■ Work to be completed ■
Exclude the pictures and reproduce the remaining data exactly as written.

■ Provided data ■
---*---

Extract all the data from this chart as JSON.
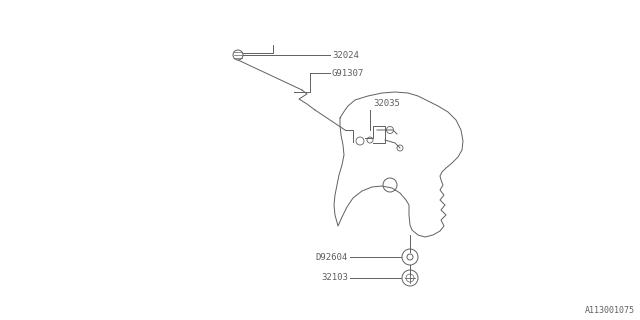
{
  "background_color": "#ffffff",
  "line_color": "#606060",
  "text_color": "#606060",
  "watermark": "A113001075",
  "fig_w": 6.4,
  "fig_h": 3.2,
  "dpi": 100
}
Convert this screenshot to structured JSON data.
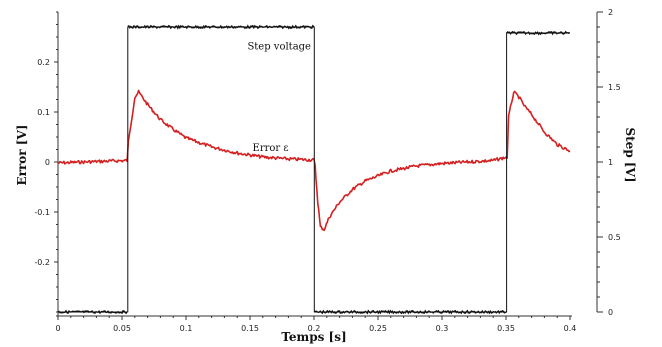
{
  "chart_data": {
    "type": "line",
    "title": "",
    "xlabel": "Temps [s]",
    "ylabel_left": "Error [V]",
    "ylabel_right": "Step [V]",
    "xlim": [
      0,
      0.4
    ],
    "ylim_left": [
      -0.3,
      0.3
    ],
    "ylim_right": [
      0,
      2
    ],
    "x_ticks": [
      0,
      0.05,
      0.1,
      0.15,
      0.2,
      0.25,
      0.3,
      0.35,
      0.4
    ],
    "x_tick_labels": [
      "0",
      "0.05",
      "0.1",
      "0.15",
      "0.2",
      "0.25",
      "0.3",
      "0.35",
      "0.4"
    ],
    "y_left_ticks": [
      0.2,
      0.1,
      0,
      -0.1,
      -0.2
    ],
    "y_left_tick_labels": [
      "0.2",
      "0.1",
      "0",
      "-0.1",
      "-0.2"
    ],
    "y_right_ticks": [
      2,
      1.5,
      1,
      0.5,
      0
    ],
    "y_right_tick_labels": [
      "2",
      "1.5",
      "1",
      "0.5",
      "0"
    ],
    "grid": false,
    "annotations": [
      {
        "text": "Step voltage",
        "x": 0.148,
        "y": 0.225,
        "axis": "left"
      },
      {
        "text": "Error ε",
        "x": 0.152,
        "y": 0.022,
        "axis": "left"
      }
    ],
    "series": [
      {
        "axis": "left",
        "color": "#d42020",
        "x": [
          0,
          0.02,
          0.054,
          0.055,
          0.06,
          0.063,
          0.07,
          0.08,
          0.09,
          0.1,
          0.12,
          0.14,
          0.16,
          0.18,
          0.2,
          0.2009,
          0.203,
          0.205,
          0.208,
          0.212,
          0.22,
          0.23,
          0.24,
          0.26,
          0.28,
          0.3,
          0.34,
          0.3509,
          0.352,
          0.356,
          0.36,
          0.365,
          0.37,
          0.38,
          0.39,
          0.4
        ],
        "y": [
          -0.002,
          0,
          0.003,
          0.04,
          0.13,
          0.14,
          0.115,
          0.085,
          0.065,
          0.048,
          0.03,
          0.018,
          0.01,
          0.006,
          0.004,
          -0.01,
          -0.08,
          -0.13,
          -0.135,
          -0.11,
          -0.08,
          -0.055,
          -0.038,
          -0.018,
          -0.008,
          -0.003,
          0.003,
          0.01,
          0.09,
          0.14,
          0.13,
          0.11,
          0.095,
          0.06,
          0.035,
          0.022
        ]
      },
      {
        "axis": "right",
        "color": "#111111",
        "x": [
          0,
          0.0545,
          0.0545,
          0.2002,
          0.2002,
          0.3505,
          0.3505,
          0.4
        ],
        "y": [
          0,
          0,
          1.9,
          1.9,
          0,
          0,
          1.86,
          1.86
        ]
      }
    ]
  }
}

---*---

■ Solution to this task ■
Extract all the data from this chart as JSON.
{
  "background_color": "#ffffff",
  "line_color": "#606060",
  "text_color": "#606060",
  "watermark": "A113001075",
  "fig_w": 6.4,
  "fig_h": 3.2,
  "dpi": 100
}
Convert this screenshot to structured JSON data.
{
  "chart_data": {
    "type": "line",
    "title": "",
    "xlabel": "Temps [s]",
    "ylabel_left": "Error [V]",
    "ylabel_right": "Step [V]",
    "xlim": [
      0,
      0.4
    ],
    "ylim_left": [
      -0.3,
      0.3
    ],
    "ylim_right": [
      0,
      2
    ],
    "x_ticks": [
      0,
      0.05,
      0.1,
      0.15,
      0.2,
      0.25,
      0.3,
      0.35,
      0.4
    ],
    "x_tick_labels": [
      "0",
      "0.05",
      "0.1",
      "0.15",
      "0.2",
      "0.25",
      "0.3",
      "0.35",
      "0.4"
    ],
    "y_left_ticks": [
      0.2,
      0.1,
      0,
      -0.1,
      -0.2
    ],
    "y_left_tick_labels": [
      "0.2",
      "0.1",
      "0",
      "-0.1",
      "-0.2"
    ],
    "y_right_ticks": [
      2,
      1.5,
      1,
      0.5,
      0
    ],
    "y_right_tick_labels": [
      "2",
      "1.5",
      "1",
      "0.5",
      "0"
    ],
    "grid": false,
    "annotations": [
      {
        "text": "Step voltage",
        "x": 0.148,
        "y": 0.225,
        "axis": "left"
      },
      {
        "text": "Error ε",
        "x": 0.152,
        "y": 0.022,
        "axis": "left"
      }
    ],
    "series": [
      {
        "axis": "left",
        "color": "#d42020",
        "x": [
          0,
          0.02,
          0.054,
          0.055,
          0.06,
          0.063,
          0.07,
          0.08,
          0.09,
          0.1,
          0.12,
          0.14,
          0.16,
          0.18,
          0.2,
          0.2009,
          0.203,
          0.205,
          0.208,
          0.212,
          0.22,
          0.23,
          0.24,
          0.26,
          0.28,
          0.3,
          0.34,
          0.3509,
          0.352,
          0.356,
          0.36,
          0.365,
          0.37,
          0.38,
          0.39,
          0.4
        ],
        "y": [
          -0.002,
          0,
          0.003,
          0.04,
          0.13,
          0.14,
          0.115,
          0.085,
          0.065,
          0.048,
          0.03,
          0.018,
          0.01,
          0.006,
          0.004,
          -0.01,
          -0.08,
          -0.13,
          -0.135,
          -0.11,
          -0.08,
          -0.055,
          -0.038,
          -0.018,
          -0.008,
          -0.003,
          0.003,
          0.01,
          0.09,
          0.14,
          0.13,
          0.11,
          0.095,
          0.06,
          0.035,
          0.022
        ]
      },
      {
        "axis": "right",
        "color": "#111111",
        "x": [
          0,
          0.0545,
          0.0545,
          0.2002,
          0.2002,
          0.3505,
          0.3505,
          0.4
        ],
        "y": [
          0,
          0,
          1.9,
          1.9,
          0,
          0,
          1.86,
          1.86
        ]
      }
    ]
  }
}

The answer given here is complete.